#### Set task:
Please return the full listing below without altering anything.

#### Data for the task:
_ _ _ _ _
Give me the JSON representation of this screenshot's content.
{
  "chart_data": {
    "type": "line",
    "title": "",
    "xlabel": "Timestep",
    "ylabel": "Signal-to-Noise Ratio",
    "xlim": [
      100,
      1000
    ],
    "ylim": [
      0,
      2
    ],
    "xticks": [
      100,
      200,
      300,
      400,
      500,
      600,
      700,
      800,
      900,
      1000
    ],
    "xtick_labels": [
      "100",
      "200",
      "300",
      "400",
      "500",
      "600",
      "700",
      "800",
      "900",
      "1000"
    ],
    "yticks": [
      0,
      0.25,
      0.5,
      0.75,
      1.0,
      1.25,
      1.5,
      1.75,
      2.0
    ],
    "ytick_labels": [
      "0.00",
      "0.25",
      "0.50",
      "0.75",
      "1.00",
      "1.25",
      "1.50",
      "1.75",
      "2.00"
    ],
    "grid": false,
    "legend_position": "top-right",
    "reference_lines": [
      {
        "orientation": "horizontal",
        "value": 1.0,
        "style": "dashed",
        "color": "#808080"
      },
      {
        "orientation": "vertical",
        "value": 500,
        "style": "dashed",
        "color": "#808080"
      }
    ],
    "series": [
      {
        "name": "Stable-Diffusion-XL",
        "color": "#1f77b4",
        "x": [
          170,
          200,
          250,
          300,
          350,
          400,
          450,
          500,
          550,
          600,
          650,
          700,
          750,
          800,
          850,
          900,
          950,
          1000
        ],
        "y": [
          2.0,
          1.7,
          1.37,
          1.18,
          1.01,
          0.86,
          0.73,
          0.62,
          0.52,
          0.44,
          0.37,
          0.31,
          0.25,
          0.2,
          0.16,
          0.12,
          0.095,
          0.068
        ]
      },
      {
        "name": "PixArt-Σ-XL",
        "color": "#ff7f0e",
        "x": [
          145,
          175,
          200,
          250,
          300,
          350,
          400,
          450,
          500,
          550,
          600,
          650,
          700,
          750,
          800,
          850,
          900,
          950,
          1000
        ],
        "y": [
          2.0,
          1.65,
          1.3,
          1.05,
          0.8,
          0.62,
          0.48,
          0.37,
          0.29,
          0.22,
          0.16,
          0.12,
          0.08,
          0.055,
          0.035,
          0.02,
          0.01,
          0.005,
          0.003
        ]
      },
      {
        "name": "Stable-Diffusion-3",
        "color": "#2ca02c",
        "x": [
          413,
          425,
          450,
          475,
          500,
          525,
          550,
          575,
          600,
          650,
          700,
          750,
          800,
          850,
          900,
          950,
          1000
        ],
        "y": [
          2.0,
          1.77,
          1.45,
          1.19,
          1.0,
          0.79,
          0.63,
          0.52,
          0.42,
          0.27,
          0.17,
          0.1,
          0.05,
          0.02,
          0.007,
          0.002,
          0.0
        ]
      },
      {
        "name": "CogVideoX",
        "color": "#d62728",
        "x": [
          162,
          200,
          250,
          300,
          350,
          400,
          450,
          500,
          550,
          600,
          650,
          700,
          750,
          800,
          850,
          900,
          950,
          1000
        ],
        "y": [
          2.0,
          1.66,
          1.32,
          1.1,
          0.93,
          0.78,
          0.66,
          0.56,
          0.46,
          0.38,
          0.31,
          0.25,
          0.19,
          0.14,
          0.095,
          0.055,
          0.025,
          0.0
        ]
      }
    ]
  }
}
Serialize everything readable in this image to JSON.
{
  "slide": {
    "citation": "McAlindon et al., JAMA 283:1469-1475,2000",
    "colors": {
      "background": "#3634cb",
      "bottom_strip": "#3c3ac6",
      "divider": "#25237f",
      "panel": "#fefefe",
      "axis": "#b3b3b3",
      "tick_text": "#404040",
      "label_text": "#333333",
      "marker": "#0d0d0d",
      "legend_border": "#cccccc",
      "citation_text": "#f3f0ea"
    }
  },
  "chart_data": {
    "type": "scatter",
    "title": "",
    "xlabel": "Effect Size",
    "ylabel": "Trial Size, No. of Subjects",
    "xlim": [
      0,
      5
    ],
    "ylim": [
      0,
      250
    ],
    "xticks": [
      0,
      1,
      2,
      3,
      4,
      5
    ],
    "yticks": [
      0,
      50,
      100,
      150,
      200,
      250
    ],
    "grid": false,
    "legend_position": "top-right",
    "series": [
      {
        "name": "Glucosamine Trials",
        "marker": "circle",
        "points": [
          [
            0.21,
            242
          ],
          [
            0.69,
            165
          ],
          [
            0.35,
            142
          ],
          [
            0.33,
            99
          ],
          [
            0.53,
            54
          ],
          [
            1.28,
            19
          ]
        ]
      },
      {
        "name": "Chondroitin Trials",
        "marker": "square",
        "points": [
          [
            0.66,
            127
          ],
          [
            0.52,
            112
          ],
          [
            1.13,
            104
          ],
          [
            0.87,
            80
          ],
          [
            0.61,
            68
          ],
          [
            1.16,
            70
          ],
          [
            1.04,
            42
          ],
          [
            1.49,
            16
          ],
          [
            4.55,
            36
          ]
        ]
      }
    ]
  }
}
_ _ _ _ _
#### Answer to this exercise:
Give me the JSON representation of this screenshot's content.
{
  "chart_data": {
    "type": "line",
    "title": "",
    "xlabel": "Timestep",
    "ylabel": "Signal-to-Noise Ratio",
    "xlim": [
      100,
      1000
    ],
    "ylim": [
      0,
      2
    ],
    "xticks": [
      100,
      200,
      300,
      400,
      500,
      600,
      700,
      800,
      900,
      1000
    ],
    "xtick_labels": [
      "100",
      "200",
      "300",
      "400",
      "500",
      "600",
      "700",
      "800",
      "900",
      "1000"
    ],
    "yticks": [
      0,
      0.25,
      0.5,
      0.75,
      1.0,
      1.25,
      1.5,
      1.75,
      2.0
    ],
    "ytick_labels": [
      "0.00",
      "0.25",
      "0.50",
      "0.75",
      "1.00",
      "1.25",
      "1.50",
      "1.75",
      "2.00"
    ],
    "grid": false,
    "legend_position": "top-right",
    "reference_lines": [
      {
        "orientation": "horizontal",
        "value": 1.0,
        "style": "dashed",
        "color": "#808080"
      },
      {
        "orientation": "vertical",
        "value": 500,
        "style": "dashed",
        "color": "#808080"
      }
    ],
    "series": [
      {
        "name": "Stable-Diffusion-XL",
        "color": "#1f77b4",
        "x": [
          170,
          200,
          250,
          300,
          350,
          400,
          450,
          500,
          550,
          600,
          650,
          700,
          750,
          800,
          850,
          900,
          950,
          1000
        ],
        "y": [
          2.0,
          1.7,
          1.37,
          1.18,
          1.01,
          0.86,
          0.73,
          0.62,
          0.52,
          0.44,
          0.37,
          0.31,
          0.25,
          0.2,
          0.16,
          0.12,
          0.095,
          0.068
        ]
      },
      {
        "name": "PixArt-Σ-XL",
        "color": "#ff7f0e",
        "x": [
          145,
          175,
          200,
          250,
          300,
          350,
          400,
          450,
          500,
          550,
          600,
          650,
          700,
          750,
          800,
          850,
          900,
          950,
          1000
        ],
        "y": [
          2.0,
          1.65,
          1.3,
          1.05,
          0.8,
          0.62,
          0.48,
          0.37,
          0.29,
          0.22,
          0.16,
          0.12,
          0.08,
          0.055,
          0.035,
          0.02,
          0.01,
          0.005,
          0.003
        ]
      },
      {
        "name": "Stable-Diffusion-3",
        "color": "#2ca02c",
        "x": [
          413,
          425,
          450,
          475,
          500,
          525,
          550,
          575,
          600,
          650,
          700,
          750,
          800,
          850,
          900,
          950,
          1000
        ],
        "y": [
          2.0,
          1.77,
          1.45,
          1.19,
          1.0,
          0.79,
          0.63,
          0.52,
          0.42,
          0.27,
          0.17,
          0.1,
          0.05,
          0.02,
          0.007,
          0.002,
          0.0
        ]
      },
      {
        "name": "CogVideoX",
        "color": "#d62728",
        "x": [
          162,
          200,
          250,
          300,
          350,
          400,
          450,
          500,
          550,
          600,
          650,
          700,
          750,
          800,
          850,
          900,
          950,
          1000
        ],
        "y": [
          2.0,
          1.66,
          1.32,
          1.1,
          0.93,
          0.78,
          0.66,
          0.56,
          0.46,
          0.38,
          0.31,
          0.25,
          0.19,
          0.14,
          0.095,
          0.055,
          0.025,
          0.0
        ]
      }
    ]
  }
}
Serialize everything readable in this image to JSON.
{
  "slide": {
    "citation": "McAlindon et al., JAMA 283:1469-1475,2000",
    "colors": {
      "background": "#3634cb",
      "bottom_strip": "#3c3ac6",
      "divider": "#25237f",
      "panel": "#fefefe",
      "axis": "#b3b3b3",
      "tick_text": "#404040",
      "label_text": "#333333",
      "marker": "#0d0d0d",
      "legend_border": "#cccccc",
      "citation_text": "#f3f0ea"
    }
  },
  "chart_data": {
    "type": "scatter",
    "title": "",
    "xlabel": "Effect Size",
    "ylabel": "Trial Size, No. of Subjects",
    "xlim": [
      0,
      5
    ],
    "ylim": [
      0,
      250
    ],
    "xticks": [
      0,
      1,
      2,
      3,
      4,
      5
    ],
    "yticks": [
      0,
      50,
      100,
      150,
      200,
      250
    ],
    "grid": false,
    "legend_position": "top-right",
    "series": [
      {
        "name": "Glucosamine Trials",
        "marker": "circle",
        "points": [
          [
            0.21,
            242
          ],
          [
            0.69,
            165
          ],
          [
            0.35,
            142
          ],
          [
            0.33,
            99
          ],
          [
            0.53,
            54
          ],
          [
            1.28,
            19
          ]
        ]
      },
      {
        "name": "Chondroitin Trials",
        "marker": "square",
        "points": [
          [
            0.66,
            127
          ],
          [
            0.52,
            112
          ],
          [
            1.13,
            104
          ],
          [
            0.87,
            80
          ],
          [
            0.61,
            68
          ],
          [
            1.16,
            70
          ],
          [
            1.04,
            42
          ],
          [
            1.49,
            16
          ],
          [
            4.55,
            36
          ]
        ]
      }
    ]
  }
}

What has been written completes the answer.